== RECORDED DATA ==

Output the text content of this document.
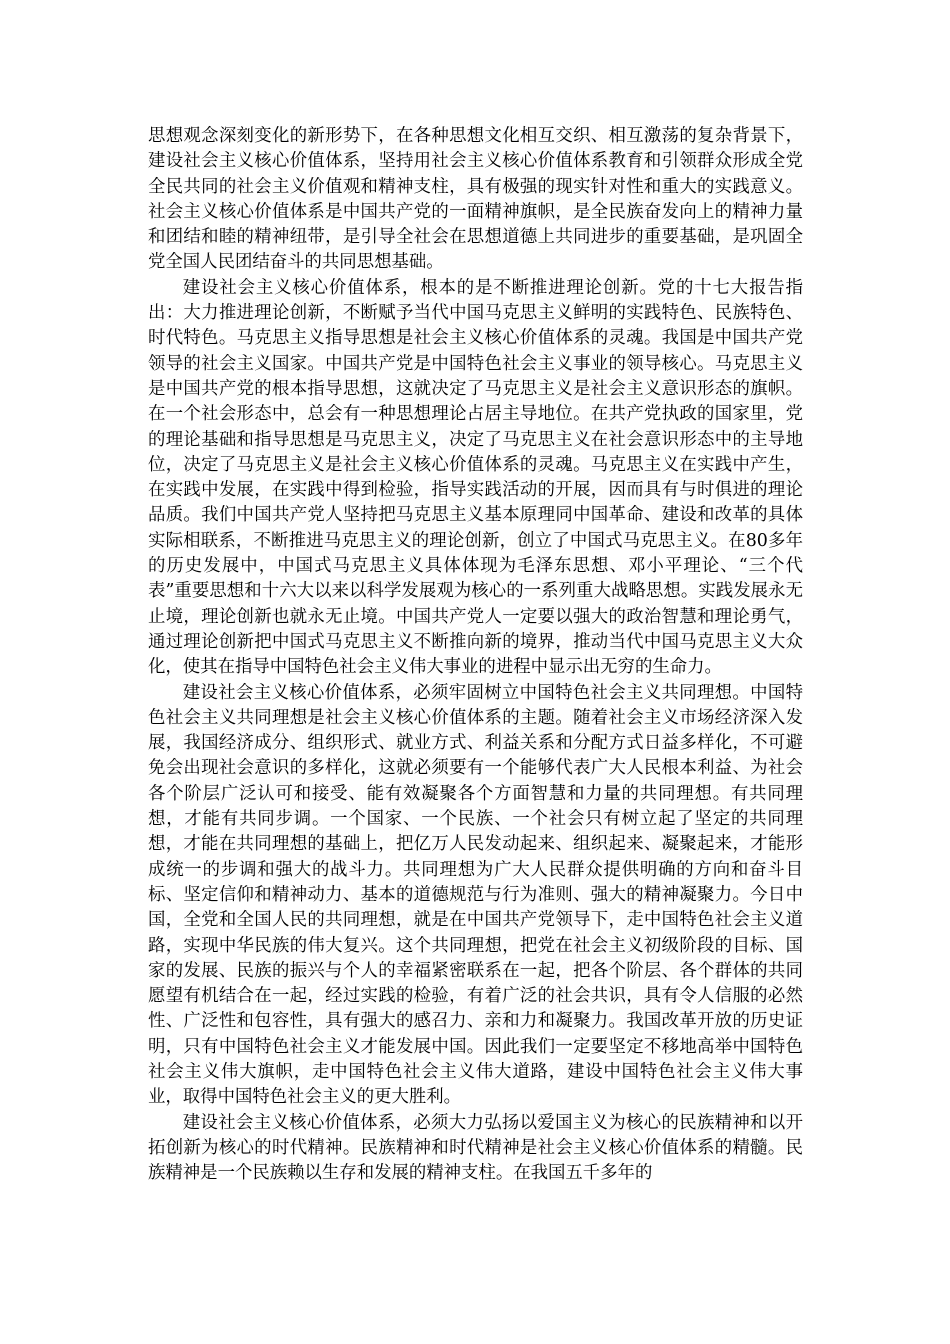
思想观念深刻变化的新形势下，在各种思想文化相互交织、相互激荡的复杂背景下，建设社会主义核心价值体系，坚持用社会主义核心价值体系教育和引领群众形成全党全民共同的社会主义价值观和精神支柱，具有极强的现实针对性和重大的实践意义。社会主义核心价值体系是中国共产党的一面精神旗帜，是全民族奋发向上的精神力量和团结和睦的精神纽带，是引导全社会在思想道德上共同进步的重要基础，是巩固全党全国人民团结奋斗的共同思想基础。

建设社会主义核心价值体系，根本的是不断推进理论创新。党的十七大报告指出：大力推进理论创新，不断赋予当代中国马克思主义鲜明的实践特色、民族特色、时代特色。马克思主义指导思想是社会主义核心价值体系的灵魂。我国是中国共产党领导的社会主义国家。中国共产党是中国特色社会主义事业的领导核心。马克思主义是中国共产党的根本指导思想，这就决定了马克思主义是社会主义意识形态的旗帜。在一个社会形态中，总会有一种思想理论占居主导地位。在共产党执政的国家里，党的理论基础和指导思想是马克思主义，决定了马克思主义在社会意识形态中的主导地位，决定了马克思主义是社会主义核心价值体系的灵魂。马克思主义在实践中产生，在实践中发展，在实践中得到检验，指导实践活动的开展，因而具有与时俱进的理论品质。我们中国共产党人坚持把马克思主义基本原理同中国革命、建设和改革的具体实际相联系，不断推进马克思主义的理论创新，创立了中国式马克思主义。在80多年的历史发展中，中国式马克思主义具体体现为毛泽东思想、邓小平理论、“三个代表”重要思想和十六大以来以科学发展观为核心的一系列重大战略思想。实践发展永无止境，理论创新也就永无止境。中国共产党人一定要以强大的政治智慧和理论勇气，通过理论创新把中国式马克思主义不断推向新的境界，推动当代中国马克思主义大众化，使其在指导中国特色社会主义伟大事业的进程中显示出无穷的生命力。

建设社会主义核心价值体系，必须牢固树立中国特色社会主义共同理想。中国特色社会主义共同理想是社会主义核心价值体系的主题。随着社会主义市场经济深入发展，我国经济成分、组织形式、就业方式、利益关系和分配方式日益多样化，不可避免会出现社会意识的多样化，这就必须要有一个能够代表广大人民根本利益、为社会各个阶层广泛认可和接受、能有效凝聚各个方面智慧和力量的共同理想。有共同理想，才能有共同步调。一个国家、一个民族、一个社会只有树立起了坚定的共同理想，才能在共同理想的基础上，把亿万人民发动起来、组织起来、凝聚起来，才能形成统一的步调和强大的战斗力。共同理想为广大人民群众提供明确的方向和奋斗目标、坚定信仰和精神动力、基本的道德规范与行为准则、强大的精神凝聚力。今日中国，全党和全国人民的共同理想，就是在中国共产党领导下，走中国特色社会主义道路，实现中华民族的伟大复兴。这个共同理想，把党在社会主义初级阶段的目标、国家的发展、民族的振兴与个人的幸福紧密联系在一起，把各个阶层、各个群体的共同愿望有机结合在一起，经过实践的检验，有着广泛的社会共识，具有令人信服的必然性、广泛性和包容性，具有强大的感召力、亲和力和凝聚力。我国改革开放的历史证明，只有中国特色社会主义才能发展中国。因此我们一定要坚定不移地高举中国特色社会主义伟大旗帜，走中国特色社会主义伟大道路，建设中国特色社会主义伟大事业，取得中国特色社会主义的更大胜利。

建设社会主义核心价值体系，必须大力弘扬以爱国主义为核心的民族精神和以开拓创新为核心的时代精神。民族精神和时代精神是社会主义核心价值体系的精髓。民族精神是一个民族赖以生存和发展的精神支柱。在我国五千多年的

===

REQUIRED TASK: Repeat the data exactly, dropping every picture it holds.

SOLUTION TO THE PROBLEM:
Output the text content of this document.
思想观念深刻变化的新形势下，在各种思想文化相互交织、相互激荡的复杂背景下，建设社会主义核心价值体系，坚持用社会主义核心价值体系教育和引领群众形成全党全民共同的社会主义价值观和精神支柱，具有极强的现实针对性和重大的实践意义。社会主义核心价值体系是中国共产党的一面精神旗帜，是全民族奋发向上的精神力量和团结和睦的精神纽带，是引导全社会在思想道德上共同进步的重要基础，是巩固全党全国人民团结奋斗的共同思想基础。

建设社会主义核心价值体系，根本的是不断推进理论创新。党的十七大报告指出：大力推进理论创新，不断赋予当代中国马克思主义鲜明的实践特色、民族特色、时代特色。马克思主义指导思想是社会主义核心价值体系的灵魂。我国是中国共产党领导的社会主义国家。中国共产党是中国特色社会主义事业的领导核心。马克思主义是中国共产党的根本指导思想，这就决定了马克思主义是社会主义意识形态的旗帜。在一个社会形态中，总会有一种思想理论占居主导地位。在共产党执政的国家里，党的理论基础和指导思想是马克思主义，决定了马克思主义在社会意识形态中的主导地位，决定了马克思主义是社会主义核心价值体系的灵魂。马克思主义在实践中产生，在实践中发展，在实践中得到检验，指导实践活动的开展，因而具有与时俱进的理论品质。我们中国共产党人坚持把马克思主义基本原理同中国革命、建设和改革的具体实际相联系，不断推进马克思主义的理论创新，创立了中国式马克思主义。在80多年的历史发展中，中国式马克思主义具体体现为毛泽东思想、邓小平理论、“三个代表”重要思想和十六大以来以科学发展观为核心的一系列重大战略思想。实践发展永无止境，理论创新也就永无止境。中国共产党人一定要以强大的政治智慧和理论勇气，通过理论创新把中国式马克思主义不断推向新的境界，推动当代中国马克思主义大众化，使其在指导中国特色社会主义伟大事业的进程中显示出无穷的生命力。

建设社会主义核心价值体系，必须牢固树立中国特色社会主义共同理想。中国特色社会主义共同理想是社会主义核心价值体系的主题。随着社会主义市场经济深入发展，我国经济成分、组织形式、就业方式、利益关系和分配方式日益多样化，不可避免会出现社会意识的多样化，这就必须要有一个能够代表广大人民根本利益、为社会各个阶层广泛认可和接受、能有效凝聚各个方面智慧和力量的共同理想。有共同理想，才能有共同步调。一个国家、一个民族、一个社会只有树立起了坚定的共同理想，才能在共同理想的基础上，把亿万人民发动起来、组织起来、凝聚起来，才能形成统一的步调和强大的战斗力。共同理想为广大人民群众提供明确的方向和奋斗目标、坚定信仰和精神动力、基本的道德规范与行为准则、强大的精神凝聚力。今日中国，全党和全国人民的共同理想，就是在中国共产党领导下，走中国特色社会主义道路，实现中华民族的伟大复兴。这个共同理想，把党在社会主义初级阶段的目标、国家的发展、民族的振兴与个人的幸福紧密联系在一起，把各个阶层、各个群体的共同愿望有机结合在一起，经过实践的检验，有着广泛的社会共识，具有令人信服的必然性、广泛性和包容性，具有强大的感召力、亲和力和凝聚力。我国改革开放的历史证明，只有中国特色社会主义才能发展中国。因此我们一定要坚定不移地高举中国特色社会主义伟大旗帜，走中国特色社会主义伟大道路，建设中国特色社会主义伟大事业，取得中国特色社会主义的更大胜利。

建设社会主义核心价值体系，必须大力弘扬以爱国主义为核心的民族精神和以开拓创新为核心的时代精神。民族精神和时代精神是社会主义核心价值体系的精髓。民族精神是一个民族赖以生存和发展的精神支柱。在我国五千多年的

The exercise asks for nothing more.